→ **Provided material**
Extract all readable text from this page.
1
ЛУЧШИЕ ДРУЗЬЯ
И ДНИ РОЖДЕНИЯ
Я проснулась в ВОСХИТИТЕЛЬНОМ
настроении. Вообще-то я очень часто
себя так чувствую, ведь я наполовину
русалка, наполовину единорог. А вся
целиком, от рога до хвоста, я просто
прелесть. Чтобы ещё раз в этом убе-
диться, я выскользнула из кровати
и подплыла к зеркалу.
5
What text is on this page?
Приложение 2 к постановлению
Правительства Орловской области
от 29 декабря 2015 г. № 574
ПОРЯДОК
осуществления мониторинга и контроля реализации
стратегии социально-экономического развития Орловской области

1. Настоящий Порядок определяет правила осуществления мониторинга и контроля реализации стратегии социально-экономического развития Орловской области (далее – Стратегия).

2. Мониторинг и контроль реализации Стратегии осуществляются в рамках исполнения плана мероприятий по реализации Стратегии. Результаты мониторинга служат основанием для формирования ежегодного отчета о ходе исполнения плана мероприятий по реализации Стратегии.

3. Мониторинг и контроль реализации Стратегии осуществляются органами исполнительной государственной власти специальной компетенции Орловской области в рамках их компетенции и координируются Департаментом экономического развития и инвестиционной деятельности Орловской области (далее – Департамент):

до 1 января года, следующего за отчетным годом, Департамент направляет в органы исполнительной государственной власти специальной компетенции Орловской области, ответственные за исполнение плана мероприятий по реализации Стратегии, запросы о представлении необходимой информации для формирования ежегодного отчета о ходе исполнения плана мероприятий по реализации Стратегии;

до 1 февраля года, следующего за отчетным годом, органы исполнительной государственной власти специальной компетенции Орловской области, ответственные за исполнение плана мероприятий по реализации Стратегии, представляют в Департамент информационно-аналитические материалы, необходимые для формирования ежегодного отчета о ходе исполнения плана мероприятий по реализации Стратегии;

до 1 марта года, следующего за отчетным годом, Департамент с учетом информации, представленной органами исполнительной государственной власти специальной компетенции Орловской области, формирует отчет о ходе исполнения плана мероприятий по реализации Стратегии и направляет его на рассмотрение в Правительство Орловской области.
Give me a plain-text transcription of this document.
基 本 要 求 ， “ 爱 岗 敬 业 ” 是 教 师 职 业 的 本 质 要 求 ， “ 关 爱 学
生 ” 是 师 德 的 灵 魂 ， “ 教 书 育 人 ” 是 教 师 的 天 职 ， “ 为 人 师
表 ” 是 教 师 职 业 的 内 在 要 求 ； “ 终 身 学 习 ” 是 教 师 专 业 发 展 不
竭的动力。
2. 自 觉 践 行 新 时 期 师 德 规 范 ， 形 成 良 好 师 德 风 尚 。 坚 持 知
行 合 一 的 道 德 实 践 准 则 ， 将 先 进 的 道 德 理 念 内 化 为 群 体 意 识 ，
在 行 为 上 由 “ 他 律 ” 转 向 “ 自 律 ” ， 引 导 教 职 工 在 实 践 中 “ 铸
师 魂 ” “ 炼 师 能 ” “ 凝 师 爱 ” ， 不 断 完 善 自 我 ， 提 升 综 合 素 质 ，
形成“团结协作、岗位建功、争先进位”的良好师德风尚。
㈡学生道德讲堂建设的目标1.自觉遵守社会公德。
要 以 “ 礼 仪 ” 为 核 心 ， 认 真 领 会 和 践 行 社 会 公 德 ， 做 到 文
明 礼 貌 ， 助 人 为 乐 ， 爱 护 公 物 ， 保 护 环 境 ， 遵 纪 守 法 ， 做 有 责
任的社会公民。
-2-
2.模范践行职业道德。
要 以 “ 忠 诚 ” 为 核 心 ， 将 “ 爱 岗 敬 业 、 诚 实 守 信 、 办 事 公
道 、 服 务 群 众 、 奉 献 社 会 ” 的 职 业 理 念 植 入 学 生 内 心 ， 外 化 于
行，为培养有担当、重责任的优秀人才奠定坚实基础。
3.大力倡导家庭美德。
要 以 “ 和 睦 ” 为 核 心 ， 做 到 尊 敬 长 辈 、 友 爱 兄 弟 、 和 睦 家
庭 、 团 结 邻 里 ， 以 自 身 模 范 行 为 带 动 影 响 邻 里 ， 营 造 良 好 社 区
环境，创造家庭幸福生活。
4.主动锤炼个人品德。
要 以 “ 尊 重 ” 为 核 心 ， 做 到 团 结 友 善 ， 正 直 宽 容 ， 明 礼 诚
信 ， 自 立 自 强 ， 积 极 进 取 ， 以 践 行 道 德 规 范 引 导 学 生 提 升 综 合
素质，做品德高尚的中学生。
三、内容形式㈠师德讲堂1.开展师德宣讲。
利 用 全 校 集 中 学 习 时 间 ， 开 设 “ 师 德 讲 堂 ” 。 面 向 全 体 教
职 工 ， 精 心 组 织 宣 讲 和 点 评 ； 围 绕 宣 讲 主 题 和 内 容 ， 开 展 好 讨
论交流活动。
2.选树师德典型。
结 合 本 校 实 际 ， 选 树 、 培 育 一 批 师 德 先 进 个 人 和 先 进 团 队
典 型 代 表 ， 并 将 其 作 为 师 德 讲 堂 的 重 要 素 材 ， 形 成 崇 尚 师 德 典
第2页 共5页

→ **Written problem**
Return the listing above word for word.

→ **Task response**
Extract all readable text from this page.
1
ЛУЧШИЕ ДРУЗЬЯ
И ДНИ РОЖДЕНИЯ
Я проснулась в ВОСХИТИТЕЛЬНОМ
настроении. Вообще-то я очень часто
себя так чувствую, ведь я наполовину
русалка, наполовину единорог. А вся
целиком, от рога до хвоста, я просто
прелесть. Чтобы ещё раз в этом убе-
диться, я выскользнула из кровати
и подплыла к зеркалу.
5
What text is on this page?
Приложение 2 к постановлению
Правительства Орловской области
от 29 декабря 2015 г. № 574
ПОРЯДОК
осуществления мониторинга и контроля реализации
стратегии социально-экономического развития Орловской области

1. Настоящий Порядок определяет правила осуществления мониторинга и контроля реализации стратегии социально-экономического развития Орловской области (далее – Стратегия).

2. Мониторинг и контроль реализации Стратегии осуществляются в рамках исполнения плана мероприятий по реализации Стратегии. Результаты мониторинга служат основанием для формирования ежегодного отчета о ходе исполнения плана мероприятий по реализации Стратегии.

3. Мониторинг и контроль реализации Стратегии осуществляются органами исполнительной государственной власти специальной компетенции Орловской области в рамках их компетенции и координируются Департаментом экономического развития и инвестиционной деятельности Орловской области (далее – Департамент):

до 1 января года, следующего за отчетным годом, Департамент направляет в органы исполнительной государственной власти специальной компетенции Орловской области, ответственные за исполнение плана мероприятий по реализации Стратегии, запросы о представлении необходимой информации для формирования ежегодного отчета о ходе исполнения плана мероприятий по реализации Стратегии;

до 1 февраля года, следующего за отчетным годом, органы исполнительной государственной власти специальной компетенции Орловской области, ответственные за исполнение плана мероприятий по реализации Стратегии, представляют в Департамент информационно-аналитические материалы, необходимые для формирования ежегодного отчета о ходе исполнения плана мероприятий по реализации Стратегии;

до 1 марта года, следующего за отчетным годом, Департамент с учетом информации, представленной органами исполнительной государственной власти специальной компетенции Орловской области, формирует отчет о ходе исполнения плана мероприятий по реализации Стратегии и направляет его на рассмотрение в Правительство Орловской области.
Give me a plain-text transcription of this document.
基 本 要 求 ， “ 爱 岗 敬 业 ” 是 教 师 职 业 的 本 质 要 求 ， “ 关 爱 学
生 ” 是 师 德 的 灵 魂 ， “ 教 书 育 人 ” 是 教 师 的 天 职 ， “ 为 人 师
表 ” 是 教 师 职 业 的 内 在 要 求 ； “ 终 身 学 习 ” 是 教 师 专 业 发 展 不
竭的动力。
2. 自 觉 践 行 新 时 期 师 德 规 范 ， 形 成 良 好 师 德 风 尚 。 坚 持 知
行 合 一 的 道 德 实 践 准 则 ， 将 先 进 的 道 德 理 念 内 化 为 群 体 意 识 ，
在 行 为 上 由 “ 他 律 ” 转 向 “ 自 律 ” ， 引 导 教 职 工 在 实 践 中 “ 铸
师 魂 ” “ 炼 师 能 ” “ 凝 师 爱 ” ， 不 断 完 善 自 我 ， 提 升 综 合 素 质 ，
形成“团结协作、岗位建功、争先进位”的良好师德风尚。
㈡学生道德讲堂建设的目标1.自觉遵守社会公德。
要 以 “ 礼 仪 ” 为 核 心 ， 认 真 领 会 和 践 行 社 会 公 德 ， 做 到 文
明 礼 貌 ， 助 人 为 乐 ， 爱 护 公 物 ， 保 护 环 境 ， 遵 纪 守 法 ， 做 有 责
任的社会公民。
-2-
2.模范践行职业道德。
要 以 “ 忠 诚 ” 为 核 心 ， 将 “ 爱 岗 敬 业 、 诚 实 守 信 、 办 事 公
道 、 服 务 群 众 、 奉 献 社 会 ” 的 职 业 理 念 植 入 学 生 内 心 ， 外 化 于
行，为培养有担当、重责任的优秀人才奠定坚实基础。
3.大力倡导家庭美德。
要 以 “ 和 睦 ” 为 核 心 ， 做 到 尊 敬 长 辈 、 友 爱 兄 弟 、 和 睦 家
庭 、 团 结 邻 里 ， 以 自 身 模 范 行 为 带 动 影 响 邻 里 ， 营 造 良 好 社 区
环境，创造家庭幸福生活。
4.主动锤炼个人品德。
要 以 “ 尊 重 ” 为 核 心 ， 做 到 团 结 友 善 ， 正 直 宽 容 ， 明 礼 诚
信 ， 自 立 自 强 ， 积 极 进 取 ， 以 践 行 道 德 规 范 引 导 学 生 提 升 综 合
素质，做品德高尚的中学生。
三、内容形式㈠师德讲堂1.开展师德宣讲。
利 用 全 校 集 中 学 习 时 间 ， 开 设 “ 师 德 讲 堂 ” 。 面 向 全 体 教
职 工 ， 精 心 组 织 宣 讲 和 点 评 ； 围 绕 宣 讲 主 题 和 内 容 ， 开 展 好 讨
论交流活动。
2.选树师德典型。
结 合 本 校 实 际 ， 选 树 、 培 育 一 批 师 德 先 进 个 人 和 先 进 团 队
典 型 代 表 ， 并 将 其 作 为 师 德 讲 堂 的 重 要 素 材 ， 形 成 崇 尚 师 德 典
第2页 共5页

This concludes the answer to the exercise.